RECORDS TO PROCESS -
━━━━━━━━━━━━━━━━━━━━━━━━━━━━━━

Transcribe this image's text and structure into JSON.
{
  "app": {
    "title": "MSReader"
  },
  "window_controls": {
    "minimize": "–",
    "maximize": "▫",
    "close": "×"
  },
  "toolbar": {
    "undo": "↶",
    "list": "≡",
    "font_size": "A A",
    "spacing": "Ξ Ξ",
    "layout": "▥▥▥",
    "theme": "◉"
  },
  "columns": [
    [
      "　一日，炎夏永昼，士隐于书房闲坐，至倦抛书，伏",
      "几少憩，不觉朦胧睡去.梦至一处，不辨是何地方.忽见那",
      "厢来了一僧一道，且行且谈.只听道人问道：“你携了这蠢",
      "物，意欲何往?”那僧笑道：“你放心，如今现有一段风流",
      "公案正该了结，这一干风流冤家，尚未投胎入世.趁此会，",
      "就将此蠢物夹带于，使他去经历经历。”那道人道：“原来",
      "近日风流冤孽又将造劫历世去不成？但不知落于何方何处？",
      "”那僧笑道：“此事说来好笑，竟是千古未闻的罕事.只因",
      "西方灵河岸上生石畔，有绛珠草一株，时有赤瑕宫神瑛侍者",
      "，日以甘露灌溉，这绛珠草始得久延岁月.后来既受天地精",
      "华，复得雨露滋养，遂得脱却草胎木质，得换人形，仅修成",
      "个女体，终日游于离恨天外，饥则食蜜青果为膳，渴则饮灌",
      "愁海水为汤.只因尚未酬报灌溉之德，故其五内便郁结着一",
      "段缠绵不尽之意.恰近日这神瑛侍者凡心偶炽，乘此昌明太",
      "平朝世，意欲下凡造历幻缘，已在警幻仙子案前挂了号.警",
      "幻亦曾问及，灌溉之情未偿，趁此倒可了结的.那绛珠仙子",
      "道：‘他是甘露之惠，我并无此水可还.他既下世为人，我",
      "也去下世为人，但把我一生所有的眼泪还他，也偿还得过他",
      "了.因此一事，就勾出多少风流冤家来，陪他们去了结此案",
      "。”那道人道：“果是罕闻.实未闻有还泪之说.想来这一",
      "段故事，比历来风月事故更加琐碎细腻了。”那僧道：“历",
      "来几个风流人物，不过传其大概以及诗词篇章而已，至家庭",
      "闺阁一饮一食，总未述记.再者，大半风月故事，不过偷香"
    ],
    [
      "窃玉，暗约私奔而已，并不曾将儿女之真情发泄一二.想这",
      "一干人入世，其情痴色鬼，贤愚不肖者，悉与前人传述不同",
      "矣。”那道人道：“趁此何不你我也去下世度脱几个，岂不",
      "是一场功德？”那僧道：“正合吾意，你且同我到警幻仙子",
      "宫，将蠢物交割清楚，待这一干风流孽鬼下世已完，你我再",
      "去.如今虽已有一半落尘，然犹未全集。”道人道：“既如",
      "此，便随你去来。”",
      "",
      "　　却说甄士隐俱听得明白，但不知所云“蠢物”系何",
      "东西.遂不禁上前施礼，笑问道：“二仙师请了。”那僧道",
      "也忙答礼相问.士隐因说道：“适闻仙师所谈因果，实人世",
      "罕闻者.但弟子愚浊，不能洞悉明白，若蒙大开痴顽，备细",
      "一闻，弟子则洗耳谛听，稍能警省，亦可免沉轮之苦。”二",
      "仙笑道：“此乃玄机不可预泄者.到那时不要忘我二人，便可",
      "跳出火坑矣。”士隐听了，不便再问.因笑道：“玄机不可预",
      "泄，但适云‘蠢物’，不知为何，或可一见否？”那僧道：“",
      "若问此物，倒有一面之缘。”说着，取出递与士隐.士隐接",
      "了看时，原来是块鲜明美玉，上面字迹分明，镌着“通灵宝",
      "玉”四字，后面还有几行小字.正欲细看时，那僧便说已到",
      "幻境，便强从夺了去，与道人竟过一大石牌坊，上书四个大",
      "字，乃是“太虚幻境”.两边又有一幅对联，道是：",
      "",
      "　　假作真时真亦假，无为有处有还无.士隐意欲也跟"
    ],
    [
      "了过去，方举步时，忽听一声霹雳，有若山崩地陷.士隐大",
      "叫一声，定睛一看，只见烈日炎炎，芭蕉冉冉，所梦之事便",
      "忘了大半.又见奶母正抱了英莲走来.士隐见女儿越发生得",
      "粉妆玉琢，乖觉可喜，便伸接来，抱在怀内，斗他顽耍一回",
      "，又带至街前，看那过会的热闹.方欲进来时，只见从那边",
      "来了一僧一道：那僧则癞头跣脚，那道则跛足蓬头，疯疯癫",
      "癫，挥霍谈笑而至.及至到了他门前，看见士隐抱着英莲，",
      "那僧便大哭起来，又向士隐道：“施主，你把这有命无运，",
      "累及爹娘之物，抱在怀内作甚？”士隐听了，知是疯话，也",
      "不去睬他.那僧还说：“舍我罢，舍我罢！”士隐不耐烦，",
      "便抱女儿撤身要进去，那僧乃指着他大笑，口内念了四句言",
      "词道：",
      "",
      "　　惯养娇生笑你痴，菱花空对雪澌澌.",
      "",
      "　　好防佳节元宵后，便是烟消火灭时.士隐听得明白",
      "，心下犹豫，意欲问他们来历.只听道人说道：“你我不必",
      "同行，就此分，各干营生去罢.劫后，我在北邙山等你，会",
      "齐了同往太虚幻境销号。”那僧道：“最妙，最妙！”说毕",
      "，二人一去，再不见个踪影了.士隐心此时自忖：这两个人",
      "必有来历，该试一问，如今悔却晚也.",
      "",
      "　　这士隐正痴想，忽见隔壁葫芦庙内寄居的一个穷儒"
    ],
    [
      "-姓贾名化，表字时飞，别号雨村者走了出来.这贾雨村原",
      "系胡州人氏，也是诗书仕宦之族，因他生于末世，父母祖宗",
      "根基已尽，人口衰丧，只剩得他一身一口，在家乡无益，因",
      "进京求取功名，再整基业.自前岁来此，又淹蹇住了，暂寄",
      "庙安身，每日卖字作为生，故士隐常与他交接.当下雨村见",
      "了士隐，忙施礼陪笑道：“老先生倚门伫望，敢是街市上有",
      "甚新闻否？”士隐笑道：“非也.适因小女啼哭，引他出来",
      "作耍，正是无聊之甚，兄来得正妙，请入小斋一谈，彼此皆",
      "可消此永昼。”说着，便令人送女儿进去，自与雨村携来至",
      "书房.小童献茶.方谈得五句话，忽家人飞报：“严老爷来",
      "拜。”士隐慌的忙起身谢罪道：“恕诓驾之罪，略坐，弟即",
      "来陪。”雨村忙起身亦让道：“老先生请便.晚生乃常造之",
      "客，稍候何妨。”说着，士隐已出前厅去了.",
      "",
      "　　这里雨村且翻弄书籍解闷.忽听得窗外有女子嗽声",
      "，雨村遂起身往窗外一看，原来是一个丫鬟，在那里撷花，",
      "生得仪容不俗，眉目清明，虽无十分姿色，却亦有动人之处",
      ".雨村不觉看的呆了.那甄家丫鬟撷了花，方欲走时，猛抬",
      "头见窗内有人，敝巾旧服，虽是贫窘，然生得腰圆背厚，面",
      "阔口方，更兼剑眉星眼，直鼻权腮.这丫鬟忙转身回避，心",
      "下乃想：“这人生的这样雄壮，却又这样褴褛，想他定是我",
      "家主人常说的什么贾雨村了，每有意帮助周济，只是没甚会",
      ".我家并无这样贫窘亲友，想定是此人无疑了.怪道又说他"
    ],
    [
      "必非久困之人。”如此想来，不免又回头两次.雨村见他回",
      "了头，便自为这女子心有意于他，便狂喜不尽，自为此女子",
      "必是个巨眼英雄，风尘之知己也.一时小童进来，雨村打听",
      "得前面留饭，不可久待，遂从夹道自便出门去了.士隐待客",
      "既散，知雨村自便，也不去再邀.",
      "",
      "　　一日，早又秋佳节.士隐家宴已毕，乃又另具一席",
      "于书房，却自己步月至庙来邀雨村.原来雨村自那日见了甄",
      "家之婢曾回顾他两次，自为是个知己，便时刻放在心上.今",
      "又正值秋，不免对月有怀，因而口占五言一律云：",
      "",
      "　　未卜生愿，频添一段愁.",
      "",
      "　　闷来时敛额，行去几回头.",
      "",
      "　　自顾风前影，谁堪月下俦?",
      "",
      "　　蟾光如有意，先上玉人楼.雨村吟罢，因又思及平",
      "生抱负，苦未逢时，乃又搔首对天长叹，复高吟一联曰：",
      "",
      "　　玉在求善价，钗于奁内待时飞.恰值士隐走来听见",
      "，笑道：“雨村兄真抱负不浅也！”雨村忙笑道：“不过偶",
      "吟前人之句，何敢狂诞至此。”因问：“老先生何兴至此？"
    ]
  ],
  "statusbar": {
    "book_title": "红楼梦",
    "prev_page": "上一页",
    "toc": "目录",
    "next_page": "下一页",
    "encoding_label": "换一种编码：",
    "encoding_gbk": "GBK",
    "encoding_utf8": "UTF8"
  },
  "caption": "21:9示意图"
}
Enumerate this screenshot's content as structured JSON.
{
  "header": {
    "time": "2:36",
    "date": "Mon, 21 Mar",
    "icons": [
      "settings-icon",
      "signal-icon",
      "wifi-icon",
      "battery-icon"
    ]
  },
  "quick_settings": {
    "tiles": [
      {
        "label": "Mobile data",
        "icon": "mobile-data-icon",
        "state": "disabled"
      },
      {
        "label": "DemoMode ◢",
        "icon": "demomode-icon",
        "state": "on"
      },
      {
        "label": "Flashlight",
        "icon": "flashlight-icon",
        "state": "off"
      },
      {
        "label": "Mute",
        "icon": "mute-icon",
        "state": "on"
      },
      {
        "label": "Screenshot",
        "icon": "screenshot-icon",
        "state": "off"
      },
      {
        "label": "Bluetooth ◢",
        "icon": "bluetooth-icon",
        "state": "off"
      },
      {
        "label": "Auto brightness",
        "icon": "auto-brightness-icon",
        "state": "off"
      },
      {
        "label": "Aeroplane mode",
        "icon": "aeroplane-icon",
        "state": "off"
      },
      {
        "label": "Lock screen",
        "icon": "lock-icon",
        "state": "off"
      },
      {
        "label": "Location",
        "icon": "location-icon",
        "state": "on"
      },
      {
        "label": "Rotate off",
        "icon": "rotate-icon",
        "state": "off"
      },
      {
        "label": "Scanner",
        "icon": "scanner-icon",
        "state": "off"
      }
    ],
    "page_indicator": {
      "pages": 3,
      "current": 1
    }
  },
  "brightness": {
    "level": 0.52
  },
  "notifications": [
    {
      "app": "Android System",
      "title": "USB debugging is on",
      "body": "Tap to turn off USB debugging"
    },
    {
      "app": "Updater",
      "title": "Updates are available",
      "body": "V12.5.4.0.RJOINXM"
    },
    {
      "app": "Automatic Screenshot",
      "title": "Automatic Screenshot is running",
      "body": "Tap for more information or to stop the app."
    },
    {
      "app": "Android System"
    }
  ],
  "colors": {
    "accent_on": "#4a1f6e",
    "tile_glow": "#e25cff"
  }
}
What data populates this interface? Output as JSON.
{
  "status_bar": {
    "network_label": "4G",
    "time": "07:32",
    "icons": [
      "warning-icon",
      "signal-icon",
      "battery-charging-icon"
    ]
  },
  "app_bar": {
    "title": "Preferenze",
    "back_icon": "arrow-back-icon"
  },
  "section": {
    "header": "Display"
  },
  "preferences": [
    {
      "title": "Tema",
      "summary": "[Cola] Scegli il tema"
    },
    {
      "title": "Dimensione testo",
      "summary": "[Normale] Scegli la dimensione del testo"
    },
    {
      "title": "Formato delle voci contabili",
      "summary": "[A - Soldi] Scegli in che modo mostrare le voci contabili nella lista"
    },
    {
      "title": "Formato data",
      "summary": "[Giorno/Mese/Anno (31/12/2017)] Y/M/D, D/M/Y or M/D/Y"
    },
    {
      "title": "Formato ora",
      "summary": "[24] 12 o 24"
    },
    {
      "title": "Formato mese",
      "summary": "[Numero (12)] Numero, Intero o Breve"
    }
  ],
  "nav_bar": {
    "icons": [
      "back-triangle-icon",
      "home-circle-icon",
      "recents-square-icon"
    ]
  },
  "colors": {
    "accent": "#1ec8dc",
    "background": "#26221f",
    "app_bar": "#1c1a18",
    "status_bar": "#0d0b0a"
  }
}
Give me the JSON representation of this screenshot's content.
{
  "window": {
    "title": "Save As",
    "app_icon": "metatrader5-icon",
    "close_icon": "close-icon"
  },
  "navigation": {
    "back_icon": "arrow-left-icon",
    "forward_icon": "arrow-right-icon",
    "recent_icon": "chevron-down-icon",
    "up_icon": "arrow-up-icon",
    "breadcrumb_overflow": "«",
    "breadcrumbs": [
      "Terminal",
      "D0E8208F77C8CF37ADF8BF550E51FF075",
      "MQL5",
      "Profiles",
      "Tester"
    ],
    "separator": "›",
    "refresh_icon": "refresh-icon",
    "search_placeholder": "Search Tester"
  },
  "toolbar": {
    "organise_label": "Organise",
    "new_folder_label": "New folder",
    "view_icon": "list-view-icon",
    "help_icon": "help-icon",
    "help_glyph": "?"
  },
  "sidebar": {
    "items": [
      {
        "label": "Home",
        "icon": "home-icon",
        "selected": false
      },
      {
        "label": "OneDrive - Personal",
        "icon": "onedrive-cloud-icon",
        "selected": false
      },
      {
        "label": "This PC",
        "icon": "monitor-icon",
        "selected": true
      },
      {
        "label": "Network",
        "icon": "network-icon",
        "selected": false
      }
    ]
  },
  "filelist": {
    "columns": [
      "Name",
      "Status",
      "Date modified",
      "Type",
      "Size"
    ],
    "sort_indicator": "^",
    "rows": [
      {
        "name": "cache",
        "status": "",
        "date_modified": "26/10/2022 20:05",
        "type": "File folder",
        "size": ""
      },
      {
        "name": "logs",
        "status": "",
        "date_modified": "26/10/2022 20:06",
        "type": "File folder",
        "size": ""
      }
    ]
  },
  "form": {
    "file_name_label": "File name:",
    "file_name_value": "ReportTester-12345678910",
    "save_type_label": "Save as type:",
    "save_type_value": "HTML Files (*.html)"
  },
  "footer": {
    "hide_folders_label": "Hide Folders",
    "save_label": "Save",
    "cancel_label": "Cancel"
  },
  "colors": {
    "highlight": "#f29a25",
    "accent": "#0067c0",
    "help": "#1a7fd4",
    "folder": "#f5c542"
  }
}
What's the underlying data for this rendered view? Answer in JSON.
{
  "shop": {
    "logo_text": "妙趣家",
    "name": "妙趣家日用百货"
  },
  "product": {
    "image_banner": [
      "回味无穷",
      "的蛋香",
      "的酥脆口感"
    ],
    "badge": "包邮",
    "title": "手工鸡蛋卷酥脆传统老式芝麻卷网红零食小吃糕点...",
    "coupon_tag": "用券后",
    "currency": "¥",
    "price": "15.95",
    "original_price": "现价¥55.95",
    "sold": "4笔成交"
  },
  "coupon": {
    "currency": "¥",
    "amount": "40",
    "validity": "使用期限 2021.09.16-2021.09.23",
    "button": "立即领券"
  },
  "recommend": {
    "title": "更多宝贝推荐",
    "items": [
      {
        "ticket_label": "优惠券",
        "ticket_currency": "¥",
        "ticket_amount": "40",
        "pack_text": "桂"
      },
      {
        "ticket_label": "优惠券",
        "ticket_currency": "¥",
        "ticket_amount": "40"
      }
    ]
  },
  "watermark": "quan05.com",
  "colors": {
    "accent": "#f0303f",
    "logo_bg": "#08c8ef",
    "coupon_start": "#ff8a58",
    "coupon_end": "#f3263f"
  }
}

━━━━━━━━━━━━━━━━━━━━━━━━━━━━━━

YOUR GOAL - Within the data above, pick out all lines holding the word "content".

WRITTEN ANSWER -
Enumerate this screenshot's content as structured JSON.
Give me the JSON representation of this screenshot's content.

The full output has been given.